Stored data
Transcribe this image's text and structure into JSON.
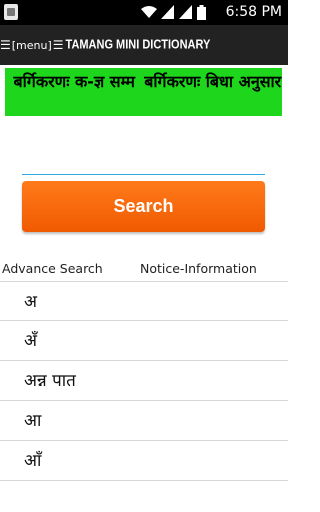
{
  "status_bar": {
    "time": "6:58 PM",
    "icons": [
      "notification-icon",
      "wifi-icon",
      "signal-icon",
      "signal-icon",
      "battery-icon"
    ]
  },
  "action_bar": {
    "menu_label": "[menu]",
    "title": "TAMANG MINI DICTIONARY"
  },
  "categories": [
    {
      "label": "बर्गिकरणः क-ज्ञ सम्म"
    },
    {
      "label": "बर्गिकरणः बिधा अनुसार"
    }
  ],
  "search": {
    "value": "",
    "button_label": "Search"
  },
  "links": {
    "advance": "Advance Search",
    "notice": "Notice-Information"
  },
  "words": [
    "अ",
    "अँ",
    "अन्न पात",
    "आ",
    "आँ"
  ],
  "colors": {
    "accent_green": "#1ed61c",
    "search_orange": "#f66a0a",
    "action_bar": "#222222"
  }
}
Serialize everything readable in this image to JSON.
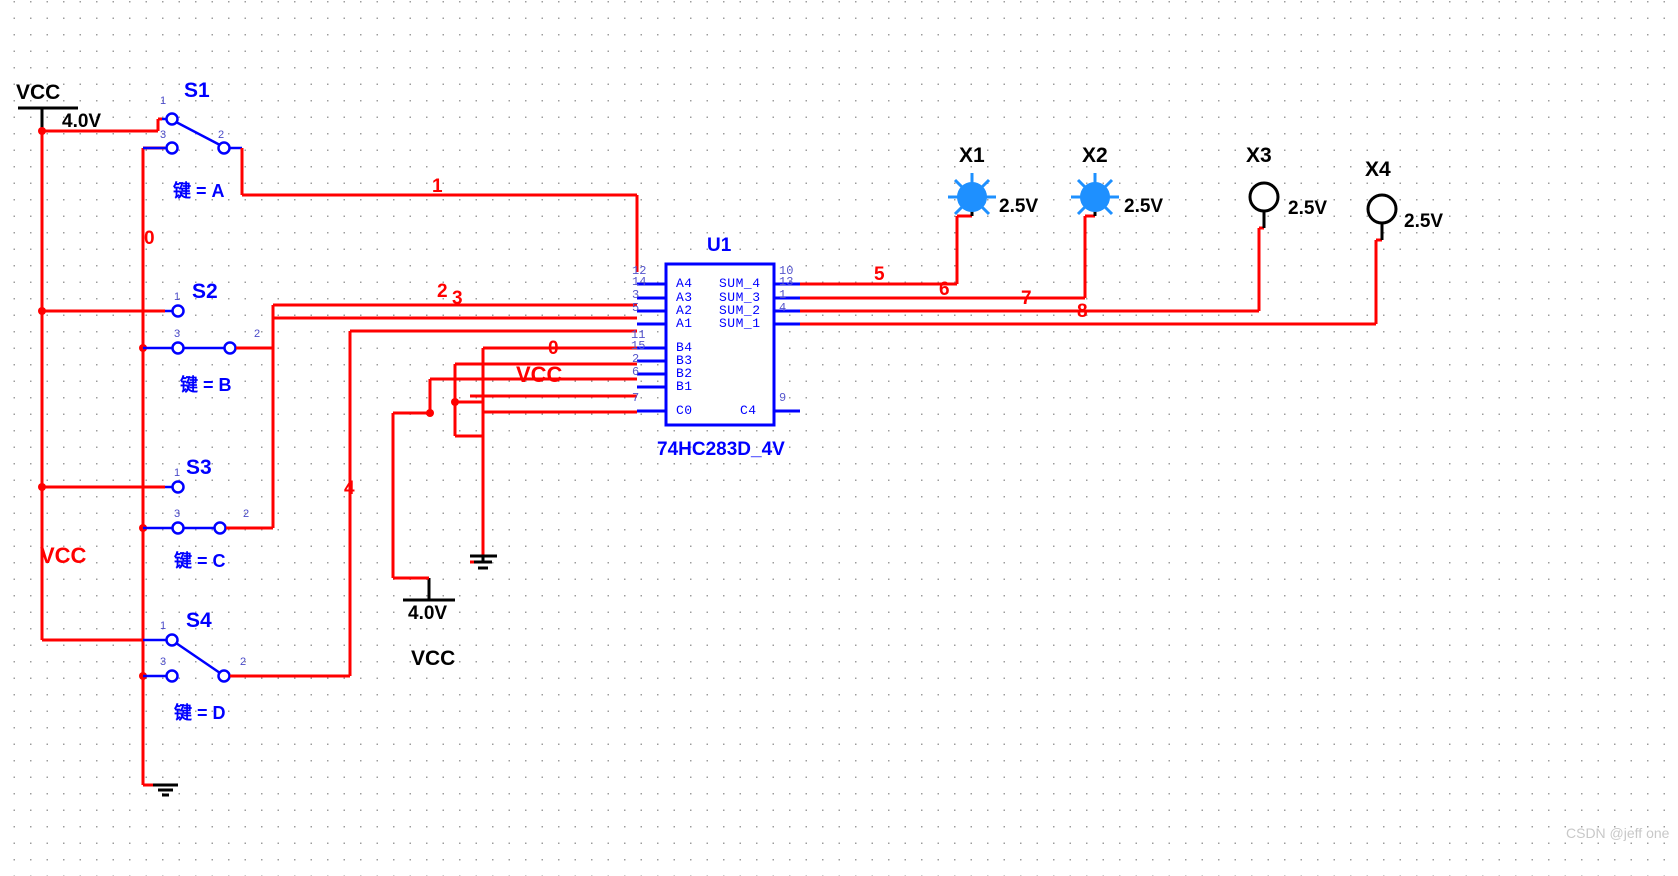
{
  "document": {
    "type": "circuit-schematic",
    "watermark": "CSDN @jeff one"
  },
  "ic": {
    "reference": "U1",
    "part_number": "74HC283D_4V",
    "left_pins": [
      {
        "name": "A4",
        "number": "14"
      },
      {
        "name": "A3",
        "number": "3"
      },
      {
        "name": "A2",
        "number": "5"
      },
      {
        "name": "A1",
        "number": ""
      },
      {
        "name": "B4",
        "number": "15"
      },
      {
        "name": "B3",
        "number": "2"
      },
      {
        "name": "B2",
        "number": "6"
      },
      {
        "name": "B1",
        "number": ""
      },
      {
        "name": "C0",
        "number": ""
      }
    ],
    "left_pin_markers": [
      "12",
      "11",
      "7"
    ],
    "right_pins": [
      {
        "name": "SUM_4",
        "number": "13"
      },
      {
        "name": "SUM_3",
        "number": "1"
      },
      {
        "name": "SUM_2",
        "number": "4"
      },
      {
        "name": "SUM_1",
        "number": ""
      },
      {
        "name": "C4",
        "number": ""
      }
    ],
    "right_pin_markers": [
      "10",
      "9"
    ]
  },
  "switches": [
    {
      "reference": "S1",
      "key_label": "键 = A",
      "terminals": [
        "1",
        "3",
        "2"
      ],
      "position": "up"
    },
    {
      "reference": "S2",
      "key_label": "键 = B",
      "terminals": [
        "1",
        "3",
        "2"
      ],
      "position": "down"
    },
    {
      "reference": "S3",
      "key_label": "键 = C",
      "terminals": [
        "1",
        "3",
        "2"
      ],
      "position": "down"
    },
    {
      "reference": "S4",
      "key_label": "键 = D",
      "terminals": [
        "1",
        "3",
        "2"
      ],
      "position": "up"
    }
  ],
  "lamps": [
    {
      "reference": "X1",
      "voltage": "2.5V",
      "state": "on"
    },
    {
      "reference": "X2",
      "voltage": "2.5V",
      "state": "on"
    },
    {
      "reference": "X3",
      "voltage": "2.5V",
      "state": "off"
    },
    {
      "reference": "X4",
      "voltage": "2.5V",
      "state": "off"
    }
  ],
  "sources": [
    {
      "name": "VCC",
      "voltage": "4.0V",
      "location": "top-left"
    },
    {
      "name": "VCC",
      "voltage": "4.0V",
      "location": "bottom-middle"
    }
  ],
  "labels": {
    "vcc_top": "VCC",
    "vcc_top_voltage": "4.0V",
    "vcc_left_red": "VCC",
    "vcc_mid_red": "VCC",
    "vcc_bottom_voltage": "4.0V",
    "vcc_bottom": "VCC"
  },
  "nets": [
    {
      "id": "n0a",
      "label": "0"
    },
    {
      "id": "n1",
      "label": "1"
    },
    {
      "id": "n2",
      "label": "2"
    },
    {
      "id": "n3",
      "label": "3"
    },
    {
      "id": "n4",
      "label": "4"
    },
    {
      "id": "n0b",
      "label": "0"
    },
    {
      "id": "n5",
      "label": "5"
    },
    {
      "id": "n6",
      "label": "6"
    },
    {
      "id": "n7",
      "label": "7"
    },
    {
      "id": "n8",
      "label": "8"
    }
  ],
  "colors": {
    "wire_red": "#ff0000",
    "component_blue": "#0000ff",
    "lamp_on": "#1e90ff",
    "lamp_off": "#000000",
    "black": "#000000"
  }
}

- [SET TASK] Select the lines that carry the string "this" and copy them.

- [COMPLETE ANSWER]
Transcribe this image's text and structure into JSON.
Serialize everything readable in this image to JSON.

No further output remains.